WHAT THE TASK ASKS:
Identify each line in the records below that contains the word "Hawera", and copy it.

Extracted data entries:
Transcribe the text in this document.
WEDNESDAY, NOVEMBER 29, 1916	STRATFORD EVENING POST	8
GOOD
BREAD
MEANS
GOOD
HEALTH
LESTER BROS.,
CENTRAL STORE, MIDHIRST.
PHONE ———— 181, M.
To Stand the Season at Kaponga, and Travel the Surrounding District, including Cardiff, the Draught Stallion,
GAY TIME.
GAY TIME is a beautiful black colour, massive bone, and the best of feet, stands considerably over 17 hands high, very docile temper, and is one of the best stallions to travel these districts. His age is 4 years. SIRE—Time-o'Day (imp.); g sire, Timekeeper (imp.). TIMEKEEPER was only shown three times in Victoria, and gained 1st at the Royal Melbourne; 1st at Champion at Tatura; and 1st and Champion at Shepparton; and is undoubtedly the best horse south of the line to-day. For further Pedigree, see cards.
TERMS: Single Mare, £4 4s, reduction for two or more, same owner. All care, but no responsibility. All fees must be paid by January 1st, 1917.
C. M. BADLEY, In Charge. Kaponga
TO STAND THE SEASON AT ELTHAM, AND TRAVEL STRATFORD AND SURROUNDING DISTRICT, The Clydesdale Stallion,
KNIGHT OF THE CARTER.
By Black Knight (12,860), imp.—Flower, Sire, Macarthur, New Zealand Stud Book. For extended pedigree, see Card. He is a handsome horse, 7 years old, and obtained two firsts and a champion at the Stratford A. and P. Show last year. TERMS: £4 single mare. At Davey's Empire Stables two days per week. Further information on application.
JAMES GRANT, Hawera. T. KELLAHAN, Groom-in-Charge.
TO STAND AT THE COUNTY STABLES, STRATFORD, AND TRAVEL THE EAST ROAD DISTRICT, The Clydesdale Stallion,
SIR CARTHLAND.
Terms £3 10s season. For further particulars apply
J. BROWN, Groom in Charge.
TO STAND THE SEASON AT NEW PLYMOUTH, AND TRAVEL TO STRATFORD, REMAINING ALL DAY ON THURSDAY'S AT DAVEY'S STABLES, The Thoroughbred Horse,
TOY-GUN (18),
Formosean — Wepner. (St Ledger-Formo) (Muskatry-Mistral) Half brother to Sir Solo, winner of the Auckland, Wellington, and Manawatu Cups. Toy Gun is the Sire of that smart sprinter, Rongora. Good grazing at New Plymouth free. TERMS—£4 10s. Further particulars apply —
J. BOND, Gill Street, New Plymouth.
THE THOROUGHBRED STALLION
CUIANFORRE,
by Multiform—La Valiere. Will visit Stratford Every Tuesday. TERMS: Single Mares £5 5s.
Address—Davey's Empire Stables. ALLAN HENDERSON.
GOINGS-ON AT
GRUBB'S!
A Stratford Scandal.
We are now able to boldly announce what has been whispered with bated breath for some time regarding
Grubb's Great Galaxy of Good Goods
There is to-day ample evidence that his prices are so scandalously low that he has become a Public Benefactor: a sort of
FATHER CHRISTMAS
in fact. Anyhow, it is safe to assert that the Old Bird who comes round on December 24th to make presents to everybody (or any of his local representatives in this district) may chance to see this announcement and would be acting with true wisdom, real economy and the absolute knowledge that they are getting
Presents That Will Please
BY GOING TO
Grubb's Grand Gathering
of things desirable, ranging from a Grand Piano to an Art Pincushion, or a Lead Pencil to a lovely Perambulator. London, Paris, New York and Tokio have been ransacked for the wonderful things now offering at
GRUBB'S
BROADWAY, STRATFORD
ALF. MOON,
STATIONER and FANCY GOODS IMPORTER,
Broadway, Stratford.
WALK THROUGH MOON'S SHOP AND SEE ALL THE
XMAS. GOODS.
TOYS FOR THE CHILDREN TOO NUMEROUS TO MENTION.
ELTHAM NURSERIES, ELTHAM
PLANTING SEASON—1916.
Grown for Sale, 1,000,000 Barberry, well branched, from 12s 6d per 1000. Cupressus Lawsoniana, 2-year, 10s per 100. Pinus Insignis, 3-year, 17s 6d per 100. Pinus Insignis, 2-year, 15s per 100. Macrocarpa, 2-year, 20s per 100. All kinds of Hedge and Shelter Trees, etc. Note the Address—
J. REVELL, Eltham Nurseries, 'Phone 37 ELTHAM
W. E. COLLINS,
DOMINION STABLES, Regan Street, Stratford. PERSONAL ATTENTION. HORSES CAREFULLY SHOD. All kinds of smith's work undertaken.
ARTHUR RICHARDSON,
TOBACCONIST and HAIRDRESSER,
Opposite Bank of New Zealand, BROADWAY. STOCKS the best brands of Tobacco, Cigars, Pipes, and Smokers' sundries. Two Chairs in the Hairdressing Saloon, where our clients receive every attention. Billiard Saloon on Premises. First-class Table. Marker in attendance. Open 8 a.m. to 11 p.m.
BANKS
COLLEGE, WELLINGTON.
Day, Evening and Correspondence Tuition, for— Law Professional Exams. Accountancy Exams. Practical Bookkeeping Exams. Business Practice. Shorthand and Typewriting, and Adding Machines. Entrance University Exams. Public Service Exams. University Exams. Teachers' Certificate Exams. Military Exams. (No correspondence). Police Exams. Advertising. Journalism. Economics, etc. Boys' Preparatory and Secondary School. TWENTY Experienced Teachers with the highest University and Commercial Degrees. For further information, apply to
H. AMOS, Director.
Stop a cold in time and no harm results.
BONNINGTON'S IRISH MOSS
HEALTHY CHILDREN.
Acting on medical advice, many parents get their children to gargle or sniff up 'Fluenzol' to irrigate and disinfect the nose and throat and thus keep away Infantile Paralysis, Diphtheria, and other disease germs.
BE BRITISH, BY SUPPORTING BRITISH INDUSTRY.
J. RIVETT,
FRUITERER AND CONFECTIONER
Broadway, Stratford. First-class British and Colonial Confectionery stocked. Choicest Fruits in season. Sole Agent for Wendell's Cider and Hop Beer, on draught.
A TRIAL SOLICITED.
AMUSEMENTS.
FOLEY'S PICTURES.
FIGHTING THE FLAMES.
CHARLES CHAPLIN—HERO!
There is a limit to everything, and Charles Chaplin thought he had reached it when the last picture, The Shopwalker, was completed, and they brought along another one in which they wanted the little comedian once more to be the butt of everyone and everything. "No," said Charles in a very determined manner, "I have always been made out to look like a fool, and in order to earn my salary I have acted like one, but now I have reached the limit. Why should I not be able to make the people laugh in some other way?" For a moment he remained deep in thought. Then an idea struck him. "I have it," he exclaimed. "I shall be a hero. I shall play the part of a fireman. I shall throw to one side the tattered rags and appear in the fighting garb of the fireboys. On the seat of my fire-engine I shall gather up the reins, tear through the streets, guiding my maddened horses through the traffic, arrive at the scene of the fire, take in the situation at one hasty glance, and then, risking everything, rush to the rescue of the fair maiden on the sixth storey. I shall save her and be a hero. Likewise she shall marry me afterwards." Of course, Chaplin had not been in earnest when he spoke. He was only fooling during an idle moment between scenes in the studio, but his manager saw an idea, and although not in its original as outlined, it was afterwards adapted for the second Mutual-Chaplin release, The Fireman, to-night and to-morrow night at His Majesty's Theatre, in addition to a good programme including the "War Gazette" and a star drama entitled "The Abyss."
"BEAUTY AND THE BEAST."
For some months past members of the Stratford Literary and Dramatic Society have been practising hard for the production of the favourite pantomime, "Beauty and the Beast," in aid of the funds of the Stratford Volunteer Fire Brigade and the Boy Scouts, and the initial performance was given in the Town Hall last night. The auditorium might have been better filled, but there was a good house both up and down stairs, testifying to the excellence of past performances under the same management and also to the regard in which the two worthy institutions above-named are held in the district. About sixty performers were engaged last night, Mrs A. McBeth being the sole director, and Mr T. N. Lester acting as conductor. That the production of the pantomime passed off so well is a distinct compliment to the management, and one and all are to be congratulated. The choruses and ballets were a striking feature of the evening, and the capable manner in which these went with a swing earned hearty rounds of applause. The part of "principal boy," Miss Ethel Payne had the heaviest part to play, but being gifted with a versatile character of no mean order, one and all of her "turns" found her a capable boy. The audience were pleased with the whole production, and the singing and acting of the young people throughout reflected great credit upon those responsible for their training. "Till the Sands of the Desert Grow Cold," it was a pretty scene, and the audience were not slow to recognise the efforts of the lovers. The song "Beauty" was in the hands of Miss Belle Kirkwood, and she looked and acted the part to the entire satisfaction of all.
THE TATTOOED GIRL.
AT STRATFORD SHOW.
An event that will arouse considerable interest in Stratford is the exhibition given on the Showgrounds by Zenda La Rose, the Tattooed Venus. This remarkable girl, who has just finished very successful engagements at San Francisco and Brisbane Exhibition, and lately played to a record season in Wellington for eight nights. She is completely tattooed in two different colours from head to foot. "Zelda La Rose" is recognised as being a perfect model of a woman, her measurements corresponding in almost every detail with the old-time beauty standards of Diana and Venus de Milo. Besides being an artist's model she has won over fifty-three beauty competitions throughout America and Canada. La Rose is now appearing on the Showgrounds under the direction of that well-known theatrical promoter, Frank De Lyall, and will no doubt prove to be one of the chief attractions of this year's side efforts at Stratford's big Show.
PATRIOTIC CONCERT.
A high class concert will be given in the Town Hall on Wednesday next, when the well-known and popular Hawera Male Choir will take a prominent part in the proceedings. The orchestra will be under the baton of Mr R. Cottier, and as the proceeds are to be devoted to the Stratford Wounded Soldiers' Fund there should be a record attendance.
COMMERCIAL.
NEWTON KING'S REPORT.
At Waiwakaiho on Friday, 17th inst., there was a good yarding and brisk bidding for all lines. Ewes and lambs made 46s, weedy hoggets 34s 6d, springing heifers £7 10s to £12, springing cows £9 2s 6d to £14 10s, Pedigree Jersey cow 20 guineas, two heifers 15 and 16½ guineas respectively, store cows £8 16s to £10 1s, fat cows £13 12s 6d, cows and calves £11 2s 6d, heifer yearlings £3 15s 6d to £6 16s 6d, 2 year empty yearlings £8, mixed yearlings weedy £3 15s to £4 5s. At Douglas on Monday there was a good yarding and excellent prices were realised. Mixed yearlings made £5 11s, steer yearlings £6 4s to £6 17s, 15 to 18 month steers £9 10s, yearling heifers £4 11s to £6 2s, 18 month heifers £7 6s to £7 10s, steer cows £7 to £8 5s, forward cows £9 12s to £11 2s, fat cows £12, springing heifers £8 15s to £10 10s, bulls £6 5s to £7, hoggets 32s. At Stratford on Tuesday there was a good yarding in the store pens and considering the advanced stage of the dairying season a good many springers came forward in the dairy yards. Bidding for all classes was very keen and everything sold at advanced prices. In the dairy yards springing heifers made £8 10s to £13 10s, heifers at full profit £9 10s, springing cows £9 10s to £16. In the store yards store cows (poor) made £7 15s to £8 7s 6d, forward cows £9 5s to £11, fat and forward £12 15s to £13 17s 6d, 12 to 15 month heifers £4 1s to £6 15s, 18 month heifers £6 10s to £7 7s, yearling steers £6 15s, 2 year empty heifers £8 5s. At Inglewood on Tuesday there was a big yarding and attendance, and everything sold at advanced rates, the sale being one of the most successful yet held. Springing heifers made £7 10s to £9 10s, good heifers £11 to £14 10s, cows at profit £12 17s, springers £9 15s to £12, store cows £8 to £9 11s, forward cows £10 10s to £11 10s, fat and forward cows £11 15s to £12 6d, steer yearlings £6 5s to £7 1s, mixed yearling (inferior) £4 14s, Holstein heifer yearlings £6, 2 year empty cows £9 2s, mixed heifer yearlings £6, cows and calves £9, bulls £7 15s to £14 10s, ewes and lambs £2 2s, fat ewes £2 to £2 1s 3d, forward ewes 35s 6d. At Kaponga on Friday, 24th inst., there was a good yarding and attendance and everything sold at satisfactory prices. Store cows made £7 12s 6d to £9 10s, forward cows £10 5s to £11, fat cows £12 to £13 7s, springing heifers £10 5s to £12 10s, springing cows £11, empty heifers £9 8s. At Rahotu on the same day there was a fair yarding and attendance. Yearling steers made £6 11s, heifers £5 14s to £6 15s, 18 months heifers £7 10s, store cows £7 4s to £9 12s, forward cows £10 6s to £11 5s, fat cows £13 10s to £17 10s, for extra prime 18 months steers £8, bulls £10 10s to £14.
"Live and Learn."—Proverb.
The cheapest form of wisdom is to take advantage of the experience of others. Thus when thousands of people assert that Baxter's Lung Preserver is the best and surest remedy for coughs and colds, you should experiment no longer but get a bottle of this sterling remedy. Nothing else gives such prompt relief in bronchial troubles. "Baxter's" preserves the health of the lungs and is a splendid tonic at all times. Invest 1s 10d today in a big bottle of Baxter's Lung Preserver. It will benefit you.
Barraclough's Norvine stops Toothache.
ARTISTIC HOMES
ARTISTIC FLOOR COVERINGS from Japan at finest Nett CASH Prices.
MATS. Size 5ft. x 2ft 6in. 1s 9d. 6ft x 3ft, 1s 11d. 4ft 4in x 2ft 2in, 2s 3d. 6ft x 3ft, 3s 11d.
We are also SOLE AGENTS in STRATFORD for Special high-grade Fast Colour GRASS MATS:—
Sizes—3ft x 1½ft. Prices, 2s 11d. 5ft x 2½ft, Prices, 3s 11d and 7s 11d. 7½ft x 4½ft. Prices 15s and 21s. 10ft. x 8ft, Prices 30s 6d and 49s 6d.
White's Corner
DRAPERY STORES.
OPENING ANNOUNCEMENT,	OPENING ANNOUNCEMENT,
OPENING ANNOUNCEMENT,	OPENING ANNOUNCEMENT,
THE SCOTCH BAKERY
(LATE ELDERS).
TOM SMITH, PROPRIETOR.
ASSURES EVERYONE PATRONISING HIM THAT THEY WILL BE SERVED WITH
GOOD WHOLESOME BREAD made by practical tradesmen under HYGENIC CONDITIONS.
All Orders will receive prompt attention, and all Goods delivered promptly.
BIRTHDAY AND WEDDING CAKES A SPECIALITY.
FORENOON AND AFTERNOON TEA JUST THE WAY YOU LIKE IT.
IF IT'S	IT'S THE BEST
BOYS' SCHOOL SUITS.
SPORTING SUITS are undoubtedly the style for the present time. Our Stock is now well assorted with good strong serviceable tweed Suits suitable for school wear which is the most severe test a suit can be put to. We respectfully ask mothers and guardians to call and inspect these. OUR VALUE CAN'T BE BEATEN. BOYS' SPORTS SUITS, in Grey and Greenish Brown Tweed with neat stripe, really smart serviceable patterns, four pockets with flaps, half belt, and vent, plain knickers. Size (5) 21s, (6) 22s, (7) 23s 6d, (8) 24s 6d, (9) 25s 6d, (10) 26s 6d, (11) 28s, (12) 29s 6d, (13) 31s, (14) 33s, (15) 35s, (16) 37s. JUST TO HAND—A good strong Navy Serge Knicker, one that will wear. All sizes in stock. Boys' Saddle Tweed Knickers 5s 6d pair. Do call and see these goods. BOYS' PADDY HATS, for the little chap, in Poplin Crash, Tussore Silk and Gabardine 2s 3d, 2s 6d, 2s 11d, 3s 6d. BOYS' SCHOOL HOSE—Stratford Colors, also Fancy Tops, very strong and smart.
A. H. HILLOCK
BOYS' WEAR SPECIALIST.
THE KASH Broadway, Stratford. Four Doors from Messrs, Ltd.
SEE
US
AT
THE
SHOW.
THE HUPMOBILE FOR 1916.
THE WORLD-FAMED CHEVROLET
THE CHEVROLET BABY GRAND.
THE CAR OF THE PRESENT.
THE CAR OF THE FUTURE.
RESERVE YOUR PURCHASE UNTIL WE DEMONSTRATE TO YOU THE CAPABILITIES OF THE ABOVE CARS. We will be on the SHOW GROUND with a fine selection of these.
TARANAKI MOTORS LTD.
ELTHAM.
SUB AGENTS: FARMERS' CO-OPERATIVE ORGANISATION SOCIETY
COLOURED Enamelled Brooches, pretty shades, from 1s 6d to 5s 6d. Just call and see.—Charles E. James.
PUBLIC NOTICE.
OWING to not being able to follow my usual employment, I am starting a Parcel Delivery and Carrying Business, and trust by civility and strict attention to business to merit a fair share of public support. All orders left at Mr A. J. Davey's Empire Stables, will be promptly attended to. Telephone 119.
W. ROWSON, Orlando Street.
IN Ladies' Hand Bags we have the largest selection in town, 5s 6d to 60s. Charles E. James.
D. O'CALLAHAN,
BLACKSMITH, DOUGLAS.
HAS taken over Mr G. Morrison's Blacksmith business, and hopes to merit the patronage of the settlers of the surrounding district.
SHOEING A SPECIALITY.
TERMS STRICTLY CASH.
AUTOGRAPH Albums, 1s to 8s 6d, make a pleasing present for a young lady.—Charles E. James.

THE RESULT:
JAMES GRANT, Hawera. T. KELLAHAN, Groom-in-Charge.
A high class concert will be given in the Town Hall on Wednesday next, when the well-known and popular Hawera Male Choir will take a prominent part in the proceedings. The orchestra will be under the baton of Mr R. Cottier, and as the proceeds are to be devoted to the Stratford Wounded Soldiers' Fund there should be a record attendance.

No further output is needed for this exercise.